What is expected => Extract every line in the entries below that contains the string "pencil", copying each one in full.
══ Records for the task ══
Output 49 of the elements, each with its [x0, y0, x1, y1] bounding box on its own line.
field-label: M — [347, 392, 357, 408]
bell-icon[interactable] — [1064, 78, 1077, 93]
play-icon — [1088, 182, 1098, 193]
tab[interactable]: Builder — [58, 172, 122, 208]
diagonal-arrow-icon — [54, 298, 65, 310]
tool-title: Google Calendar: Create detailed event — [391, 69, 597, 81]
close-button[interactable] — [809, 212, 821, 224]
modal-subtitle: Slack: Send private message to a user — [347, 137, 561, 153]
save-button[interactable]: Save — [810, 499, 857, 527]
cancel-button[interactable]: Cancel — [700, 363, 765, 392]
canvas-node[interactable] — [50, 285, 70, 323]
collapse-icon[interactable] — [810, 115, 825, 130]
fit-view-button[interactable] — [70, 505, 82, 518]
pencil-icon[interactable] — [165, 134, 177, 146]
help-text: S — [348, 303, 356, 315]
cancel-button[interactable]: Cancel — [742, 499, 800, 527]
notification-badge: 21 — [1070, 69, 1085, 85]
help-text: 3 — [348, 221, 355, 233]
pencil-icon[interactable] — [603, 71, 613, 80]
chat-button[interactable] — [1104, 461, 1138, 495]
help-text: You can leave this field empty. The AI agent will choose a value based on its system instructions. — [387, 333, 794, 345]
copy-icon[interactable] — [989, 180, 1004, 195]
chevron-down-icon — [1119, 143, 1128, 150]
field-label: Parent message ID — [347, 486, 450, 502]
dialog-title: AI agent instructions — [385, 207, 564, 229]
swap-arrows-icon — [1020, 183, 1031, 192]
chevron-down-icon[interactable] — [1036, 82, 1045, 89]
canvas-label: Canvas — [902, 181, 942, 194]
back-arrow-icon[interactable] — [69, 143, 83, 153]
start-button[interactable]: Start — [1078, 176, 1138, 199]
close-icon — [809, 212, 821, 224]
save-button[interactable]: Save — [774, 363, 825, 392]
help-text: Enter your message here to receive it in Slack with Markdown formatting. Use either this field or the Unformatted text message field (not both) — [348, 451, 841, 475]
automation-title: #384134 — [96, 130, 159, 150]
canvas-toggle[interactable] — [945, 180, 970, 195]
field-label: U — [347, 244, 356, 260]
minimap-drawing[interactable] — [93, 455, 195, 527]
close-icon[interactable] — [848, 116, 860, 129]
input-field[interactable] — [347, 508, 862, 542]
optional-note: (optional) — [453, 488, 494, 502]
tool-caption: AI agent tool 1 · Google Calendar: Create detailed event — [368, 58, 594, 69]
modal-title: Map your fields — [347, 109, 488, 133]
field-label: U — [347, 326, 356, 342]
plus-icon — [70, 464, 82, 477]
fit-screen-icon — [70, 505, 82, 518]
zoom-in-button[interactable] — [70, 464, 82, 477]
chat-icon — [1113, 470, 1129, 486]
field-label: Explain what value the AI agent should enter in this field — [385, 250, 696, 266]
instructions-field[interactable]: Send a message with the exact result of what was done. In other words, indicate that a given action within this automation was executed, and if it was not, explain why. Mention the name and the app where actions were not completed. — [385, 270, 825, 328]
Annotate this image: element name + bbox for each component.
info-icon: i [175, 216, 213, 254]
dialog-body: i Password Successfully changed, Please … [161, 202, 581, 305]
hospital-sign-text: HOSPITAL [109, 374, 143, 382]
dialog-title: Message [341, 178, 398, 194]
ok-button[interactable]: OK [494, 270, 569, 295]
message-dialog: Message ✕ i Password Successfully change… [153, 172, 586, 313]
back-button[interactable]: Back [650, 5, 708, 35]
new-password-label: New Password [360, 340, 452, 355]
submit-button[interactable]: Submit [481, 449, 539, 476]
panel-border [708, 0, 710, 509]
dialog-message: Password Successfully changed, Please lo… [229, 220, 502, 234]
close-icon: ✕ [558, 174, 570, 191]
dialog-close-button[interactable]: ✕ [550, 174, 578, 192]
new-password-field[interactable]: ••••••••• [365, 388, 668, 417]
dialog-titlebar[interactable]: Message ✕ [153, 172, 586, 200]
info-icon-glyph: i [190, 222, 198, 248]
═══
Solution to this exercise =>
pencil-icon[interactable] — [165, 134, 177, 146]
pencil-icon[interactable] — [603, 71, 613, 80]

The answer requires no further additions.